Work required:
Transcribe all the entries word for word, omitting any pictures they contain.

[Stored data]
[START]
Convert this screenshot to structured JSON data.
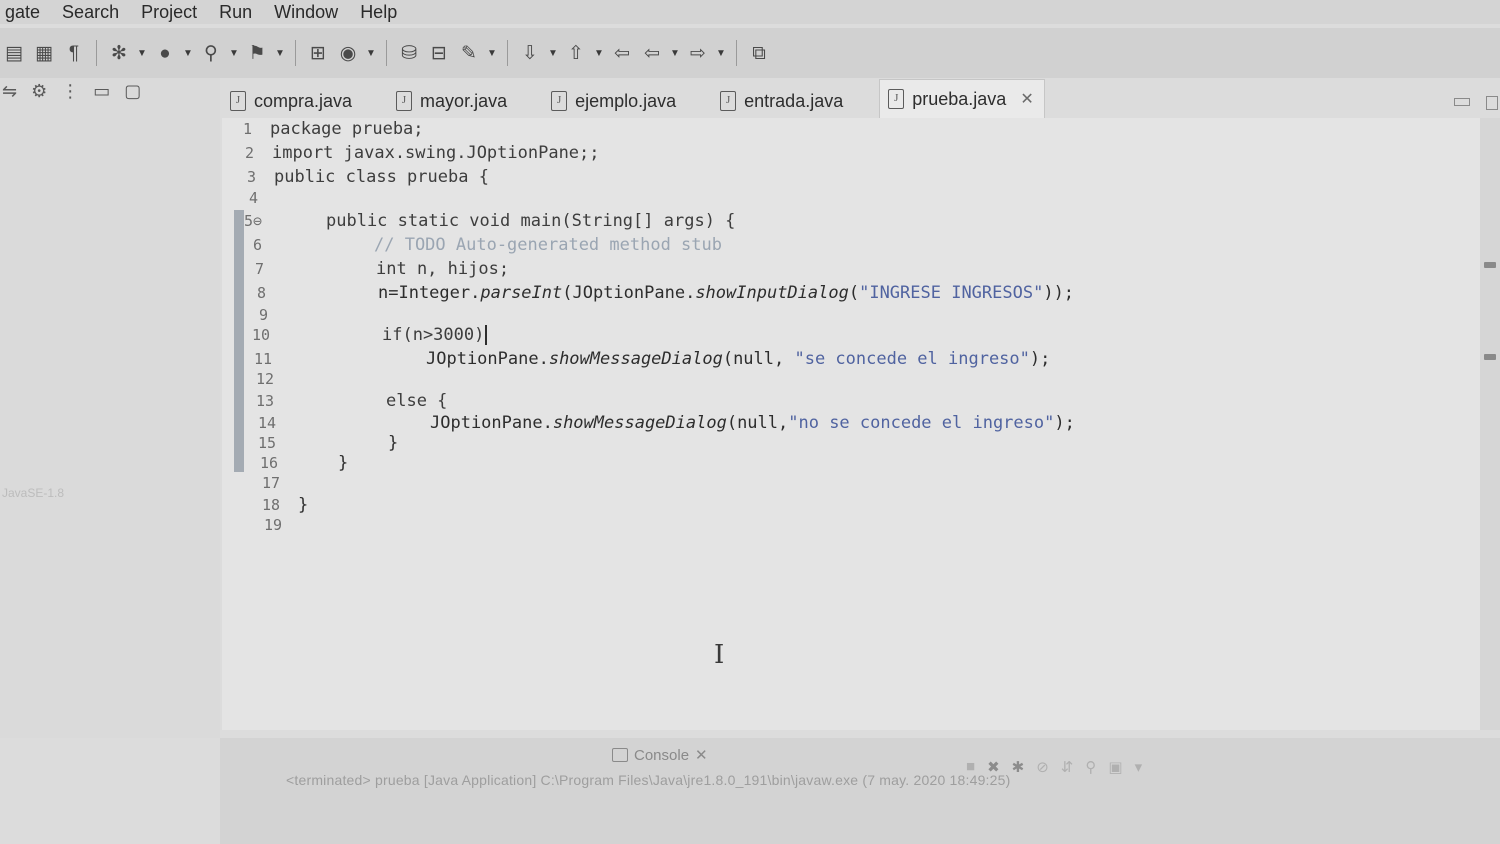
{
  "menu": [
    "gate",
    "Search",
    "Project",
    "Run",
    "Window",
    "Help"
  ],
  "toolbar_icons": [
    "save-all-icon",
    "print-icon",
    "pilcrow-icon",
    "debug-icon",
    "run-icon",
    "external-tools-icon",
    "coverage-icon",
    "new-java-package-icon",
    "new-class-icon",
    "open-type-icon",
    "open-task-icon",
    "search-icon",
    "next-annotation-icon",
    "previous-annotation-icon",
    "back-icon",
    "forward-icon",
    "open-perspective-icon"
  ],
  "tabs": [
    {
      "label": "compra.java"
    },
    {
      "label": "mayor.java"
    },
    {
      "label": "ejemplo.java"
    },
    {
      "label": "entrada.java"
    },
    {
      "label": "prueba.java",
      "active": true
    }
  ],
  "left_panel": {
    "faint_label": "JavaSE-1.8"
  },
  "code": {
    "numbers": [
      "1",
      "2",
      "3",
      "4",
      "5⊖",
      "6",
      "7",
      "8",
      "9",
      "10",
      "11",
      "12",
      "13",
      "14",
      "15",
      "16",
      "17",
      "18",
      "19"
    ],
    "l1": "package prueba;",
    "l2": "import javax.swing.JOptionPane;;",
    "l3": "public class prueba {",
    "l5": "public static void main(String[] args) {",
    "l6": "// TODO Auto-generated method stub",
    "l7": "int n, hijos;",
    "l8_a": "n=Integer.",
    "l8_b": "parseInt",
    "l8_c": "(JOptionPane.",
    "l8_d": "showInputDialog",
    "l8_e": "(",
    "l8_f": "\"INGRESE INGRESOS\"",
    "l8_g": "));",
    "l10": "if(n>3000)",
    "l11_a": "JOptionPane.",
    "l11_b": "showMessageDialog",
    "l11_c": "(null, ",
    "l11_d": "\"se concede el ingreso\"",
    "l11_e": ");",
    "l13": "else {",
    "l14_a": "JOptionPane.",
    "l14_b": "showMessageDialog",
    "l14_c": "(null,",
    "l14_d": "\"no se concede el ingreso\"",
    "l14_e": ");",
    "l15": "}",
    "l16": "}",
    "l18": "}"
  },
  "console": {
    "tab_label": "Console",
    "text": "<terminated> prueba [Java Application] C:\\Program Files\\Java\\jre1.8.0_191\\bin\\javaw.exe (7 may. 2020 18:49:25)"
  },
  "colors": {
    "comment": "#9aa5b2",
    "string": "#5063a0",
    "keyword": "#3d3d3d"
  }
}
[END]
Right answer:
Convert this screenshot to structured JSON data.
{
  "menu": [
    "gate",
    "Search",
    "Project",
    "Run",
    "Window",
    "Help"
  ],
  "toolbar_icons": [
    "save-all-icon",
    "print-icon",
    "pilcrow-icon",
    "debug-icon",
    "run-icon",
    "external-tools-icon",
    "coverage-icon",
    "new-java-package-icon",
    "new-class-icon",
    "open-type-icon",
    "open-task-icon",
    "search-icon",
    "next-annotation-icon",
    "previous-annotation-icon",
    "back-icon",
    "forward-icon",
    "open-perspective-icon"
  ],
  "tabs": [
    {
      "label": "compra.java"
    },
    {
      "label": "mayor.java"
    },
    {
      "label": "ejemplo.java"
    },
    {
      "label": "entrada.java"
    },
    {
      "label": "prueba.java",
      "active": true
    }
  ],
  "left_panel": {
    "faint_label": "JavaSE-1.8"
  },
  "code": {
    "numbers": [
      "1",
      "2",
      "3",
      "4",
      "5⊖",
      "6",
      "7",
      "8",
      "9",
      "10",
      "11",
      "12",
      "13",
      "14",
      "15",
      "16",
      "17",
      "18",
      "19"
    ],
    "l1": "package prueba;",
    "l2": "import javax.swing.JOptionPane;;",
    "l3": "public class prueba {",
    "l5": "public static void main(String[] args) {",
    "l6": "// TODO Auto-generated method stub",
    "l7": "int n, hijos;",
    "l8_a": "n=Integer.",
    "l8_b": "parseInt",
    "l8_c": "(JOptionPane.",
    "l8_d": "showInputDialog",
    "l8_e": "(",
    "l8_f": "\"INGRESE INGRESOS\"",
    "l8_g": "));",
    "l10": "if(n>3000)",
    "l11_a": "JOptionPane.",
    "l11_b": "showMessageDialog",
    "l11_c": "(null, ",
    "l11_d": "\"se concede el ingreso\"",
    "l11_e": ");",
    "l13": "else {",
    "l14_a": "JOptionPane.",
    "l14_b": "showMessageDialog",
    "l14_c": "(null,",
    "l14_d": "\"no se concede el ingreso\"",
    "l14_e": ");",
    "l15": "}",
    "l16": "}",
    "l18": "}"
  },
  "console": {
    "tab_label": "Console",
    "text": "<terminated> prueba [Java Application] C:\\Program Files\\Java\\jre1.8.0_191\\bin\\javaw.exe (7 may. 2020 18:49:25)"
  },
  "colors": {
    "comment": "#9aa5b2",
    "string": "#5063a0",
    "keyword": "#3d3d3d"
  }
}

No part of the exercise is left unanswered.